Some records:
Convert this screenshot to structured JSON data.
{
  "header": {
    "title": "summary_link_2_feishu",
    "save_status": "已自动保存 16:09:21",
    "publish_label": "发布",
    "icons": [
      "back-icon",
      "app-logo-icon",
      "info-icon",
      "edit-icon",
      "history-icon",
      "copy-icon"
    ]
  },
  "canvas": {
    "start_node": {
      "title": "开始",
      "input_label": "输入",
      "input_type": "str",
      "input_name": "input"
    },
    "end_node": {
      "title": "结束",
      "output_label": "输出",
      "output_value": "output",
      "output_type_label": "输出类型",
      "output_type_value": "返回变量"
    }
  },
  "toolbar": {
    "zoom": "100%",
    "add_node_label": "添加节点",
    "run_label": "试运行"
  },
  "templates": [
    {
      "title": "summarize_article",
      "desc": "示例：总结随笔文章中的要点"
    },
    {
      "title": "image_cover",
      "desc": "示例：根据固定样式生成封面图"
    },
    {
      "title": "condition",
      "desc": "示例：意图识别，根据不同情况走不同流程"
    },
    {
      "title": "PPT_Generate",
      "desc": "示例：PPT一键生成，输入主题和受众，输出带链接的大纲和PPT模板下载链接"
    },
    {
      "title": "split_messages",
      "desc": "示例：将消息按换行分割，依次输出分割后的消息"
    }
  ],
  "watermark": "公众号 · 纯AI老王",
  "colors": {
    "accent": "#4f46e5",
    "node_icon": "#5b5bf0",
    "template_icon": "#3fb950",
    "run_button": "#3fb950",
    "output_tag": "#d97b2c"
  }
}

* **TASK DIRECTIONS**: Return the whole listing exactly.

* **THE OUTPUT**:
Convert this screenshot to structured JSON data.
{
  "header": {
    "title": "summary_link_2_feishu",
    "save_status": "已自动保存 16:09:21",
    "publish_label": "发布",
    "icons": [
      "back-icon",
      "app-logo-icon",
      "info-icon",
      "edit-icon",
      "history-icon",
      "copy-icon"
    ]
  },
  "canvas": {
    "start_node": {
      "title": "开始",
      "input_label": "输入",
      "input_type": "str",
      "input_name": "input"
    },
    "end_node": {
      "title": "结束",
      "output_label": "输出",
      "output_value": "output",
      "output_type_label": "输出类型",
      "output_type_value": "返回变量"
    }
  },
  "toolbar": {
    "zoom": "100%",
    "add_node_label": "添加节点",
    "run_label": "试运行"
  },
  "templates": [
    {
      "title": "summarize_article",
      "desc": "示例：总结随笔文章中的要点"
    },
    {
      "title": "image_cover",
      "desc": "示例：根据固定样式生成封面图"
    },
    {
      "title": "condition",
      "desc": "示例：意图识别，根据不同情况走不同流程"
    },
    {
      "title": "PPT_Generate",
      "desc": "示例：PPT一键生成，输入主题和受众，输出带链接的大纲和PPT模板下载链接"
    },
    {
      "title": "split_messages",
      "desc": "示例：将消息按换行分割，依次输出分割后的消息"
    }
  ],
  "watermark": "公众号 · 纯AI老王",
  "colors": {
    "accent": "#4f46e5",
    "node_icon": "#5b5bf0",
    "template_icon": "#3fb950",
    "run_button": "#3fb950",
    "output_tag": "#d97b2c"
  }
}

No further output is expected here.